What this task involves> Pull out every line below holding the word "Gain".

Data records>

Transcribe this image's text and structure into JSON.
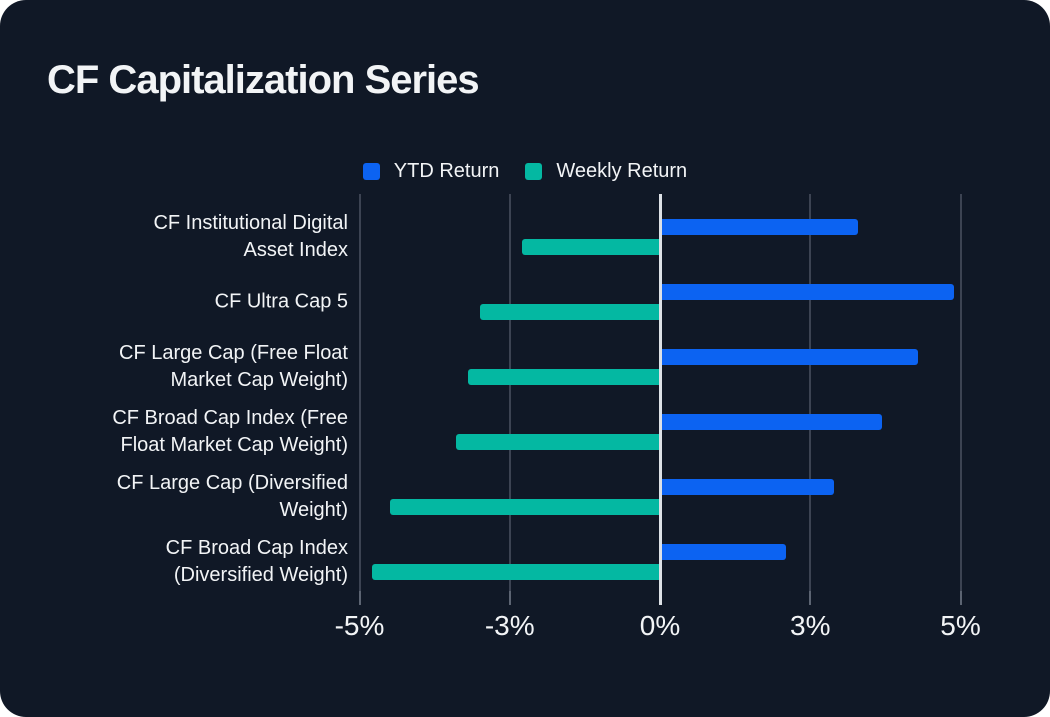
{
  "title": "CF Capitalization Series",
  "colors": {
    "background": "#101826",
    "text": "#f2f4f6",
    "ytd_blue": "#0c63f2",
    "weekly_teal": "#04b8a2",
    "gridline": "#3c4352",
    "zero_line": "#dde1e6",
    "tick_mark": "#5c6472"
  },
  "legend": {
    "items": [
      {
        "label": "YTD Return",
        "color_key": "ytd_blue"
      },
      {
        "label": "Weekly Return",
        "color_key": "weekly_teal"
      }
    ]
  },
  "chart_data": {
    "type": "bar",
    "orientation": "horizontal",
    "title": "CF Capitalization Series",
    "grid": "vertical",
    "legend_position": "top",
    "xlim": [
      -5,
      5
    ],
    "x_ticks": [
      {
        "value": -5,
        "label": "-5%"
      },
      {
        "value": -2.5,
        "label": "-3%"
      },
      {
        "value": 0,
        "label": "0%"
      },
      {
        "value": 2.5,
        "label": "3%"
      },
      {
        "value": 5,
        "label": "5%"
      }
    ],
    "categories": [
      "CF Institutional Digital Asset Index",
      "CF Ultra Cap 5",
      "CF Large Cap (Free Float Market Cap Weight)",
      "CF Broad Cap Index (Free Float Market Cap Weight)",
      "CF Large Cap (Diversified Weight)",
      "CF Broad Cap Index (Diversified Weight)"
    ],
    "category_lines": [
      [
        "CF Institutional Digital",
        "Asset Index"
      ],
      [
        "CF Ultra Cap 5"
      ],
      [
        "CF Large Cap (Free Float",
        "Market Cap Weight)"
      ],
      [
        "CF Broad Cap Index (Free",
        "Float Market Cap Weight)"
      ],
      [
        "CF Large Cap (Diversified",
        "Weight)"
      ],
      [
        "CF Broad Cap Index",
        "(Diversified Weight)"
      ]
    ],
    "series": [
      {
        "name": "YTD Return",
        "unit": "%",
        "values": [
          3.3,
          4.9,
          4.3,
          3.7,
          2.9,
          2.1
        ]
      },
      {
        "name": "Weekly Return",
        "unit": "%",
        "values": [
          -2.3,
          -3.0,
          -3.2,
          -3.4,
          -4.5,
          -4.8
        ]
      }
    ]
  }
}
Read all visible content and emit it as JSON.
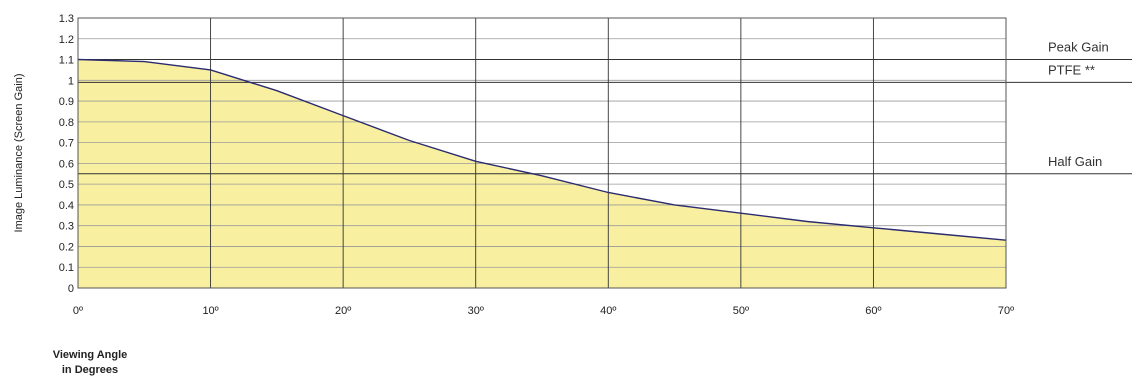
{
  "chart_data": {
    "type": "area",
    "title": "",
    "ylabel": "Image Luminance (Screen Gain)",
    "xlabel_lines": [
      "Viewing Angle",
      "in Degrees"
    ],
    "xlim": [
      0,
      70
    ],
    "ylim": [
      0,
      1.3
    ],
    "grid": true,
    "x_ticks": [
      {
        "value": 0,
        "label": "0º"
      },
      {
        "value": 10,
        "label": "10º"
      },
      {
        "value": 20,
        "label": "20º"
      },
      {
        "value": 30,
        "label": "30º"
      },
      {
        "value": 40,
        "label": "40º"
      },
      {
        "value": 50,
        "label": "50º"
      },
      {
        "value": 60,
        "label": "60º"
      },
      {
        "value": 70,
        "label": "70º"
      }
    ],
    "y_ticks": [
      {
        "value": 0,
        "label": "0"
      },
      {
        "value": 0.1,
        "label": "0.1"
      },
      {
        "value": 0.2,
        "label": "0.2"
      },
      {
        "value": 0.3,
        "label": "0.3"
      },
      {
        "value": 0.4,
        "label": "0.4"
      },
      {
        "value": 0.5,
        "label": "0.5"
      },
      {
        "value": 0.6,
        "label": "0.6"
      },
      {
        "value": 0.7,
        "label": "0.7"
      },
      {
        "value": 0.8,
        "label": "0.8"
      },
      {
        "value": 0.9,
        "label": "0.9"
      },
      {
        "value": 1.0,
        "label": "1"
      },
      {
        "value": 1.1,
        "label": "1.1"
      },
      {
        "value": 1.2,
        "label": "1.2"
      },
      {
        "value": 1.3,
        "label": "1.3"
      }
    ],
    "series": [
      {
        "x": [
          0,
          5,
          10,
          15,
          20,
          25,
          30,
          35,
          40,
          45,
          50,
          55,
          60,
          65,
          70
        ],
        "y": [
          1.1,
          1.09,
          1.05,
          0.95,
          0.83,
          0.71,
          0.61,
          0.54,
          0.46,
          0.4,
          0.36,
          0.32,
          0.29,
          0.26,
          0.23
        ],
        "fill": "#f8f0a0",
        "line": "#2b2b70"
      }
    ],
    "reference_lines": [
      {
        "label": "Peak Gain",
        "y": 1.1
      },
      {
        "label": "PTFE **",
        "y": 0.99
      },
      {
        "label": "Half Gain",
        "y": 0.55
      }
    ]
  }
}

Complete answer>
    "ylabel": "Image Luminance (Screen Gain)",
        "label": "Peak Gain",
        "label": "Half Gain",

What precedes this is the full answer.